### EXERCISE DETAILS
Which lines hold the word "this"? Copy each of them.

****************************************

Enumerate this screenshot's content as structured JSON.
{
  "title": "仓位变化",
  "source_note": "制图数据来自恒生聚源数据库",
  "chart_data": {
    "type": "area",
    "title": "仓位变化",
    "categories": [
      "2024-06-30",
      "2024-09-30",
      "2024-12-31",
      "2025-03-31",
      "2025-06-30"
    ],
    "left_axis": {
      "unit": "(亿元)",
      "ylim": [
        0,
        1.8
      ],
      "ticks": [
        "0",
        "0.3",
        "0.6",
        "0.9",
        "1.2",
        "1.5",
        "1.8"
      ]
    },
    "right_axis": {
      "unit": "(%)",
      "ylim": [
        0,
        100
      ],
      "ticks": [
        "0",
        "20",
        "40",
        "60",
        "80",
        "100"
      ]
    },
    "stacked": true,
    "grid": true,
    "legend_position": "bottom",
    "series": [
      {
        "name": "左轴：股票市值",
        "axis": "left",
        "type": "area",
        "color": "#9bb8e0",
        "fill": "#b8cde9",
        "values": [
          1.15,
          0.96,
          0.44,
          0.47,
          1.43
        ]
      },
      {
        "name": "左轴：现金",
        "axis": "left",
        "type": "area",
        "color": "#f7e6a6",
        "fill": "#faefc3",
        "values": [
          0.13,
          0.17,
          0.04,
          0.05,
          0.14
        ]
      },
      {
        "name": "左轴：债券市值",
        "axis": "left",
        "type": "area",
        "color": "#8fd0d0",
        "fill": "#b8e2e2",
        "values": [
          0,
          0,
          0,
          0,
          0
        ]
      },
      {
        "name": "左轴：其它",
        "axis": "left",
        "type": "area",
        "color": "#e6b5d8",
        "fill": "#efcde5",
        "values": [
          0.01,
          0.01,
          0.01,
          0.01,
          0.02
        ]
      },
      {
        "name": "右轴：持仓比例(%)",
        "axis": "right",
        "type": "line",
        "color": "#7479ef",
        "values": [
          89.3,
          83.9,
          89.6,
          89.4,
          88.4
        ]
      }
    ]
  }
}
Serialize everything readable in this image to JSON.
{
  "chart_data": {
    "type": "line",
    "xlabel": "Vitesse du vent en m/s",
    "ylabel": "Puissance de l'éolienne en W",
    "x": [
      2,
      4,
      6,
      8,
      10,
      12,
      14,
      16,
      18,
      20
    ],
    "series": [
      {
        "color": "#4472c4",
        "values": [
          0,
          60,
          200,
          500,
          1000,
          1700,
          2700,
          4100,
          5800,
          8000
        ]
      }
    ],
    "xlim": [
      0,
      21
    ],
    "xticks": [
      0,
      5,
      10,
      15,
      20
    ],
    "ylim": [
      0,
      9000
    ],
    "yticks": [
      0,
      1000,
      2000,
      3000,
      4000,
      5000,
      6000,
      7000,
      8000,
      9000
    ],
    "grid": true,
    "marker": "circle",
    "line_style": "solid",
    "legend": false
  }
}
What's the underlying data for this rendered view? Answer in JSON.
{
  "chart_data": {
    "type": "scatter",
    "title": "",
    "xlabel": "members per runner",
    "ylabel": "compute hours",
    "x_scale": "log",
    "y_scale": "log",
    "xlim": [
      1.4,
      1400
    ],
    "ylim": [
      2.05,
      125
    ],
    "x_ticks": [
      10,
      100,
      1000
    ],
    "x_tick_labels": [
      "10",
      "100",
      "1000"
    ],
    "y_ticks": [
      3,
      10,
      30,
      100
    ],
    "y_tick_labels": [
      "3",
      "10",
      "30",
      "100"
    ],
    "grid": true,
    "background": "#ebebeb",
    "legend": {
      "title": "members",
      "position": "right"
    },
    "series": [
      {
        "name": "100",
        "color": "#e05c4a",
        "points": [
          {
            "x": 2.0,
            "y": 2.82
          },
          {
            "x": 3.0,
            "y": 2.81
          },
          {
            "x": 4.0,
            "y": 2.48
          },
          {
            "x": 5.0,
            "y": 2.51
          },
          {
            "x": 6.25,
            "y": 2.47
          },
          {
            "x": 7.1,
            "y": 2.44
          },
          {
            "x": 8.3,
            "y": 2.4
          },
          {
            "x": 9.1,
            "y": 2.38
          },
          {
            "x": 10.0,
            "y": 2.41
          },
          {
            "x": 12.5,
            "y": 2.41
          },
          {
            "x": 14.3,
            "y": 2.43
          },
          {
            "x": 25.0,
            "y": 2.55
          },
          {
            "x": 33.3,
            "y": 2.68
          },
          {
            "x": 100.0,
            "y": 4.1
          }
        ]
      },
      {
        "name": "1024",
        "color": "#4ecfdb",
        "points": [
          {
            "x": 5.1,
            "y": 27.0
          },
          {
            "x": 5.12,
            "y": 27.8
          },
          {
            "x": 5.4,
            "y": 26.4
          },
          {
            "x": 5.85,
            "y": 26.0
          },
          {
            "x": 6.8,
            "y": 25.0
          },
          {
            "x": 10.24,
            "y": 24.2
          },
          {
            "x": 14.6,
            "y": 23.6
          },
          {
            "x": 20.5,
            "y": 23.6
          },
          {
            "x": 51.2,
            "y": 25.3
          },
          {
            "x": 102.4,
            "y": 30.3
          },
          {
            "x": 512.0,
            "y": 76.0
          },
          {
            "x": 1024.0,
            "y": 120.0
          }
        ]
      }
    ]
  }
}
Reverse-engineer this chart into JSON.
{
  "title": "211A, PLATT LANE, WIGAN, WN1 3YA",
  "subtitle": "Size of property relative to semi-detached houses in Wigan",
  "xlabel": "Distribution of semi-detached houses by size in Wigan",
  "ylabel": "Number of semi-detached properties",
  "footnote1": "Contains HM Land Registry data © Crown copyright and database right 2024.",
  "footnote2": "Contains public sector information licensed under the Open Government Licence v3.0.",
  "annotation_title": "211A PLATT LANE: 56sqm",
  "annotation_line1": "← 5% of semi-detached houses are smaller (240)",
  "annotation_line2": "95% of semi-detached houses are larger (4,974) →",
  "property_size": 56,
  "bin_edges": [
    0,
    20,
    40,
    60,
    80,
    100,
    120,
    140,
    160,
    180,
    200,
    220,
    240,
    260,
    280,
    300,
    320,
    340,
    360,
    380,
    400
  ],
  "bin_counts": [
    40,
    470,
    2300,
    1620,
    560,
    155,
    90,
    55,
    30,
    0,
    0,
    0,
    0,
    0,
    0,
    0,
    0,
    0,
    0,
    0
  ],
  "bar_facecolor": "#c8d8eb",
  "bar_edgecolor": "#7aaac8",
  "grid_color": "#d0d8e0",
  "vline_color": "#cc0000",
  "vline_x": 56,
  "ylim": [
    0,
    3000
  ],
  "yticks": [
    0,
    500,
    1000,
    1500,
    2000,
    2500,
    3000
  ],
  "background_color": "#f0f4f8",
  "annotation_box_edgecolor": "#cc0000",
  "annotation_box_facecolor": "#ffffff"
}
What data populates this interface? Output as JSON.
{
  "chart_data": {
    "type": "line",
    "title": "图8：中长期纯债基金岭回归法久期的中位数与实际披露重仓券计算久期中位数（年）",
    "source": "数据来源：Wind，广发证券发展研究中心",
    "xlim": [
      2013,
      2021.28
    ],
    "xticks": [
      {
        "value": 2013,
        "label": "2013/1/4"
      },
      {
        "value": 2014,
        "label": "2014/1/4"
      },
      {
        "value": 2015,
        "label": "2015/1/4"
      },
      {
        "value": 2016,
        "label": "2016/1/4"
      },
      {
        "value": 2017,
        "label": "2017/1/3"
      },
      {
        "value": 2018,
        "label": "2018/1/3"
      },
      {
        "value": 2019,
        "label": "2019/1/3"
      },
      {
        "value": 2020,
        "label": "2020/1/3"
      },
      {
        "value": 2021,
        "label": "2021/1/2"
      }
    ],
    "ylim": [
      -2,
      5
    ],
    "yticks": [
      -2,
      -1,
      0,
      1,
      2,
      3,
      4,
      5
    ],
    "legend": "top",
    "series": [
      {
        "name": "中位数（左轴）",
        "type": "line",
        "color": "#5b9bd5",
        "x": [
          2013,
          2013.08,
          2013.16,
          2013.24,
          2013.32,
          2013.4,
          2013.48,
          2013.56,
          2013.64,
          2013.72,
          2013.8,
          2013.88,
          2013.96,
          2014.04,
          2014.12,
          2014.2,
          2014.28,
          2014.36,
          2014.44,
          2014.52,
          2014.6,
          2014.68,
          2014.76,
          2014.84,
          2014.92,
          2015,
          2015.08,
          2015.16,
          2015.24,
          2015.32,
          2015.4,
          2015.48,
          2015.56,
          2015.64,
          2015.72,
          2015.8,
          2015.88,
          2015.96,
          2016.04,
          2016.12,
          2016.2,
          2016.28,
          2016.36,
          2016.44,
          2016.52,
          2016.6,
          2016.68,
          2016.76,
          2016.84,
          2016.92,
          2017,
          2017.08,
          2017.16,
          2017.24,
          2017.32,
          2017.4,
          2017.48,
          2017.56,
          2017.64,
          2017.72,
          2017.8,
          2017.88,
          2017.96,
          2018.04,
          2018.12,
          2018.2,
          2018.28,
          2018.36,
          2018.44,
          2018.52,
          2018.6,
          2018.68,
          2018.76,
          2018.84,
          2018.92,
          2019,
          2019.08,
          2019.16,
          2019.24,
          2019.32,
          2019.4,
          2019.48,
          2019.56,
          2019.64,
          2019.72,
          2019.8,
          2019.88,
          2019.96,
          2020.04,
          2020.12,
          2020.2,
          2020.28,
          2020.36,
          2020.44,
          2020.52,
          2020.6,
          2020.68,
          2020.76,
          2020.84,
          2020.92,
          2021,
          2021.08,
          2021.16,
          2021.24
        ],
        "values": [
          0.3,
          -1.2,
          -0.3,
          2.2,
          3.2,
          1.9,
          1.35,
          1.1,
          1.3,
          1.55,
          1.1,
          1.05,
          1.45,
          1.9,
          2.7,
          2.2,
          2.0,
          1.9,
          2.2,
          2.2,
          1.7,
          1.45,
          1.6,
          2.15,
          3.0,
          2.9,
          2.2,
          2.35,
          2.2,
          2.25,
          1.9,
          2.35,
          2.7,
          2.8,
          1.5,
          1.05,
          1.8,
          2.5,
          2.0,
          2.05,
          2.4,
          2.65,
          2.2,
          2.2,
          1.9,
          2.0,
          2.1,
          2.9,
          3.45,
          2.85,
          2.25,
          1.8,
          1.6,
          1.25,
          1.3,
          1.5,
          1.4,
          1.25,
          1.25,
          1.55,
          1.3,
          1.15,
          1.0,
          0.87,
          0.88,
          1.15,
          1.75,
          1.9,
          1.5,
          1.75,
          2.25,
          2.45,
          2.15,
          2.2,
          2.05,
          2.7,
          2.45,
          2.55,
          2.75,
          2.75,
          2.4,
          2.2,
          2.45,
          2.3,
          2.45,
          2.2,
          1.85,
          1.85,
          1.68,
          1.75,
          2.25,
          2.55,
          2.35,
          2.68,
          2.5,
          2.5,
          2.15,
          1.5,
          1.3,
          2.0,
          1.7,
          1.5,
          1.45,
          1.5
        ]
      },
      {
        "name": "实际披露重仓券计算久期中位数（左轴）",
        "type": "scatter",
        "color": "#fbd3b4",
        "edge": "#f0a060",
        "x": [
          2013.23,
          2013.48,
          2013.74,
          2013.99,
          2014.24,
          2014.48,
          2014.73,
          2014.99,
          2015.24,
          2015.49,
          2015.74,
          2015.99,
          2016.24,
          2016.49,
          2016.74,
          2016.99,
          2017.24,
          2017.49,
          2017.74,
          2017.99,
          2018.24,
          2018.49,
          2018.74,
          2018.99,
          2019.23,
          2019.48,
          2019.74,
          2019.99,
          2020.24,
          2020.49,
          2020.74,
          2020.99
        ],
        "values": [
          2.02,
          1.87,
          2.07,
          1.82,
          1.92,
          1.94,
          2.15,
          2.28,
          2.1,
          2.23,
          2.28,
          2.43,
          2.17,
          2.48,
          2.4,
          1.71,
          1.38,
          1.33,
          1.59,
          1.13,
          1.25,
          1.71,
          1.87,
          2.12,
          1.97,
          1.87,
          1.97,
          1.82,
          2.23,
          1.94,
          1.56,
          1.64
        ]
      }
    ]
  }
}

****************************************

### EXERCISE OUTPUT
Enumerate this screenshot's content as structured JSON.
Serialize everything readable in this image to JSON.
What's the underlying data for this rendered view? Answer in JSON.
Reverse-engineer this chart into JSON.
What data populates this interface? Output as JSON.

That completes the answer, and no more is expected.